* **WRITTEN INSTRUCTION**: In this exercise, reproduce all the entries that follow exactly.

[Items listed in a dataset]
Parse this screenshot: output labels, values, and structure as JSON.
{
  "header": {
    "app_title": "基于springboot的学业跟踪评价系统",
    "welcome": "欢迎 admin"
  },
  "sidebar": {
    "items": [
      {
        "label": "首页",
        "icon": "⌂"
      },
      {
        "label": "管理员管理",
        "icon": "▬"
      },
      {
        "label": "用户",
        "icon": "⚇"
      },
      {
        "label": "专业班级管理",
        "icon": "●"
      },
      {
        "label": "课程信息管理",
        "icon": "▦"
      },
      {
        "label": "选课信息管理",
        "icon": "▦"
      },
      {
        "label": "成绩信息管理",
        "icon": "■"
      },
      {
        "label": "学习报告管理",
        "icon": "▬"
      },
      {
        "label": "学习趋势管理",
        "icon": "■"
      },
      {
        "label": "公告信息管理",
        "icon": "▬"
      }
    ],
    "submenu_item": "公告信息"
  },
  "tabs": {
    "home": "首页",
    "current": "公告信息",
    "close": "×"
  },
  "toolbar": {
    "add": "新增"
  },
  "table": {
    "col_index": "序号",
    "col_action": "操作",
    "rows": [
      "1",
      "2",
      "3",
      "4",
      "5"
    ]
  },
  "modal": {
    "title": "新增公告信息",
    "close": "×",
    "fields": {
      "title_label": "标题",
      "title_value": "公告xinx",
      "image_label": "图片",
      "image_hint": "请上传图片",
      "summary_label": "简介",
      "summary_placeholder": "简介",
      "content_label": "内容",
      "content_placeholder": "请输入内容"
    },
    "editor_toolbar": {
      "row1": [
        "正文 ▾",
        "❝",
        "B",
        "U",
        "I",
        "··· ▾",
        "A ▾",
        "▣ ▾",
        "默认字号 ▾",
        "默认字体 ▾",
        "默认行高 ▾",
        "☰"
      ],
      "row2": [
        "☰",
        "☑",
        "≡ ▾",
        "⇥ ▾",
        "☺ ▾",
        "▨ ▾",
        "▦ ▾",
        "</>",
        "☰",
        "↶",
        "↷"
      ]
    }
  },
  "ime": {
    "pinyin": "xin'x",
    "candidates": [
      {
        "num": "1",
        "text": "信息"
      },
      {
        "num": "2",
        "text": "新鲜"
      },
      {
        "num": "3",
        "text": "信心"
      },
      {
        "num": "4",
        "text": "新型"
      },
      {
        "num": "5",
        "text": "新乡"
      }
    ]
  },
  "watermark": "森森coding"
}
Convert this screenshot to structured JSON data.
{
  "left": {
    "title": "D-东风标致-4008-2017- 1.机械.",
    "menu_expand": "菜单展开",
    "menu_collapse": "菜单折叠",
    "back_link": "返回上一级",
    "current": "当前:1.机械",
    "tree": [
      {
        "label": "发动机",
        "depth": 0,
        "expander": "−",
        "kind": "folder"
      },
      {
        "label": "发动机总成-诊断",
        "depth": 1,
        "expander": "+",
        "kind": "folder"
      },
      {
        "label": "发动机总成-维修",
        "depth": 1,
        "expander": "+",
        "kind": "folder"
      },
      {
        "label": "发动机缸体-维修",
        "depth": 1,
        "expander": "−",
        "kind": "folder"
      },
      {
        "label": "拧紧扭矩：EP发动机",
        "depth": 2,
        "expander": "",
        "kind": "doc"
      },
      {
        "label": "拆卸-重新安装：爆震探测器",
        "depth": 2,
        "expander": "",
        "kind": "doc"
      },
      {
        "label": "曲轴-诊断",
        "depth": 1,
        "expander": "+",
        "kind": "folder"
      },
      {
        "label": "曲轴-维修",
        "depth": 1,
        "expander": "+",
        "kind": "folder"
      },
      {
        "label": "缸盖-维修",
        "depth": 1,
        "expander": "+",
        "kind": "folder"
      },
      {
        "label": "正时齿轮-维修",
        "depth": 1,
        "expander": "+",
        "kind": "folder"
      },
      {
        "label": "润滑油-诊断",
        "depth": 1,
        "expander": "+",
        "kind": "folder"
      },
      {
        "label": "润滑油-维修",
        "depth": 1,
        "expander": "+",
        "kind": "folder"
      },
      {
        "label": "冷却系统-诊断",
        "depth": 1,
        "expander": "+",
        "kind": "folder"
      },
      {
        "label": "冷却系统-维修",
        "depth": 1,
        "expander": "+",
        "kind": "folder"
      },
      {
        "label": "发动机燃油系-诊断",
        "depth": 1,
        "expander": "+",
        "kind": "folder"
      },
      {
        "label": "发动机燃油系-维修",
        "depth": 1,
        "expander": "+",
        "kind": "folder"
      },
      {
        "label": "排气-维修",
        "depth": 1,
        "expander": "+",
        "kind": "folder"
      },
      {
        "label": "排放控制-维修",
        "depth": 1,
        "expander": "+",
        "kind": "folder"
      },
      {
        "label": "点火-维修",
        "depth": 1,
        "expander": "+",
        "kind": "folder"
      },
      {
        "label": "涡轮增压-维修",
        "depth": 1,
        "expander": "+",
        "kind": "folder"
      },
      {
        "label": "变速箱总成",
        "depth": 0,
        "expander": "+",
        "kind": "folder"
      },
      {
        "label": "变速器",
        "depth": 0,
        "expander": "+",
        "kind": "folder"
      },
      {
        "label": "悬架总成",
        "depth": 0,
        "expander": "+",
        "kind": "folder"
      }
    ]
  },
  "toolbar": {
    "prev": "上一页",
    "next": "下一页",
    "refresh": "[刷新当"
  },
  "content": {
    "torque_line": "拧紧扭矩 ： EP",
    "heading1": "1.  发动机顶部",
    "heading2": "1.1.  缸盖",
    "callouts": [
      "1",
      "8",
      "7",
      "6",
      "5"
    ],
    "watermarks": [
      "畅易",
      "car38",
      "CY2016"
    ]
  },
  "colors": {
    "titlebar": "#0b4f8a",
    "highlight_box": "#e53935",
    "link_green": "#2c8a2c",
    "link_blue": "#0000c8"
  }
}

* **COMPLETED TASK**:
Parse this screenshot: output labels, values, and structure as JSON.
{
  "header": {
    "app_title": "基于springboot的学业跟踪评价系统",
    "welcome": "欢迎 admin"
  },
  "sidebar": {
    "items": [
      {
        "label": "首页",
        "icon": "⌂"
      },
      {
        "label": "管理员管理",
        "icon": "▬"
      },
      {
        "label": "用户",
        "icon": "⚇"
      },
      {
        "label": "专业班级管理",
        "icon": "●"
      },
      {
        "label": "课程信息管理",
        "icon": "▦"
      },
      {
        "label": "选课信息管理",
        "icon": "▦"
      },
      {
        "label": "成绩信息管理",
        "icon": "■"
      },
      {
        "label": "学习报告管理",
        "icon": "▬"
      },
      {
        "label": "学习趋势管理",
        "icon": "■"
      },
      {
        "label": "公告信息管理",
        "icon": "▬"
      }
    ],
    "submenu_item": "公告信息"
  },
  "tabs": {
    "home": "首页",
    "current": "公告信息",
    "close": "×"
  },
  "toolbar": {
    "add": "新增"
  },
  "table": {
    "col_index": "序号",
    "col_action": "操作",
    "rows": [
      "1",
      "2",
      "3",
      "4",
      "5"
    ]
  },
  "modal": {
    "title": "新增公告信息",
    "close": "×",
    "fields": {
      "title_label": "标题",
      "title_value": "公告xinx",
      "image_label": "图片",
      "image_hint": "请上传图片",
      "summary_label": "简介",
      "summary_placeholder": "简介",
      "content_label": "内容",
      "content_placeholder": "请输入内容"
    },
    "editor_toolbar": {
      "row1": [
        "正文 ▾",
        "❝",
        "B",
        "U",
        "I",
        "··· ▾",
        "A ▾",
        "▣ ▾",
        "默认字号 ▾",
        "默认字体 ▾",
        "默认行高 ▾",
        "☰"
      ],
      "row2": [
        "☰",
        "☑",
        "≡ ▾",
        "⇥ ▾",
        "☺ ▾",
        "▨ ▾",
        "▦ ▾",
        "</>",
        "☰",
        "↶",
        "↷"
      ]
    }
  },
  "ime": {
    "pinyin": "xin'x",
    "candidates": [
      {
        "num": "1",
        "text": "信息"
      },
      {
        "num": "2",
        "text": "新鲜"
      },
      {
        "num": "3",
        "text": "信心"
      },
      {
        "num": "4",
        "text": "新型"
      },
      {
        "num": "5",
        "text": "新乡"
      }
    ]
  },
  "watermark": "森森coding"
}
Convert this screenshot to structured JSON data.
{
  "left": {
    "title": "D-东风标致-4008-2017- 1.机械.",
    "menu_expand": "菜单展开",
    "menu_collapse": "菜单折叠",
    "back_link": "返回上一级",
    "current": "当前:1.机械",
    "tree": [
      {
        "label": "发动机",
        "depth": 0,
        "expander": "−",
        "kind": "folder"
      },
      {
        "label": "发动机总成-诊断",
        "depth": 1,
        "expander": "+",
        "kind": "folder"
      },
      {
        "label": "发动机总成-维修",
        "depth": 1,
        "expander": "+",
        "kind": "folder"
      },
      {
        "label": "发动机缸体-维修",
        "depth": 1,
        "expander": "−",
        "kind": "folder"
      },
      {
        "label": "拧紧扭矩：EP发动机",
        "depth": 2,
        "expander": "",
        "kind": "doc"
      },
      {
        "label": "拆卸-重新安装：爆震探测器",
        "depth": 2,
        "expander": "",
        "kind": "doc"
      },
      {
        "label": "曲轴-诊断",
        "depth": 1,
        "expander": "+",
        "kind": "folder"
      },
      {
        "label": "曲轴-维修",
        "depth": 1,
        "expander": "+",
        "kind": "folder"
      },
      {
        "label": "缸盖-维修",
        "depth": 1,
        "expander": "+",
        "kind": "folder"
      },
      {
        "label": "正时齿轮-维修",
        "depth": 1,
        "expander": "+",
        "kind": "folder"
      },
      {
        "label": "润滑油-诊断",
        "depth": 1,
        "expander": "+",
        "kind": "folder"
      },
      {
        "label": "润滑油-维修",
        "depth": 1,
        "expander": "+",
        "kind": "folder"
      },
      {
        "label": "冷却系统-诊断",
        "depth": 1,
        "expander": "+",
        "kind": "folder"
      },
      {
        "label": "冷却系统-维修",
        "depth": 1,
        "expander": "+",
        "kind": "folder"
      },
      {
        "label": "发动机燃油系-诊断",
        "depth": 1,
        "expander": "+",
        "kind": "folder"
      },
      {
        "label": "发动机燃油系-维修",
        "depth": 1,
        "expander": "+",
        "kind": "folder"
      },
      {
        "label": "排气-维修",
        "depth": 1,
        "expander": "+",
        "kind": "folder"
      },
      {
        "label": "排放控制-维修",
        "depth": 1,
        "expander": "+",
        "kind": "folder"
      },
      {
        "label": "点火-维修",
        "depth": 1,
        "expander": "+",
        "kind": "folder"
      },
      {
        "label": "涡轮增压-维修",
        "depth": 1,
        "expander": "+",
        "kind": "folder"
      },
      {
        "label": "变速箱总成",
        "depth": 0,
        "expander": "+",
        "kind": "folder"
      },
      {
        "label": "变速器",
        "depth": 0,
        "expander": "+",
        "kind": "folder"
      },
      {
        "label": "悬架总成",
        "depth": 0,
        "expander": "+",
        "kind": "folder"
      }
    ]
  },
  "toolbar": {
    "prev": "上一页",
    "next": "下一页",
    "refresh": "[刷新当"
  },
  "content": {
    "torque_line": "拧紧扭矩 ： EP",
    "heading1": "1.  发动机顶部",
    "heading2": "1.1.  缸盖",
    "callouts": [
      "1",
      "8",
      "7",
      "6",
      "5"
    ],
    "watermarks": [
      "畅易",
      "car38",
      "CY2016"
    ]
  },
  "colors": {
    "titlebar": "#0b4f8a",
    "highlight_box": "#e53935",
    "link_green": "#2c8a2c",
    "link_blue": "#0000c8"
  }
}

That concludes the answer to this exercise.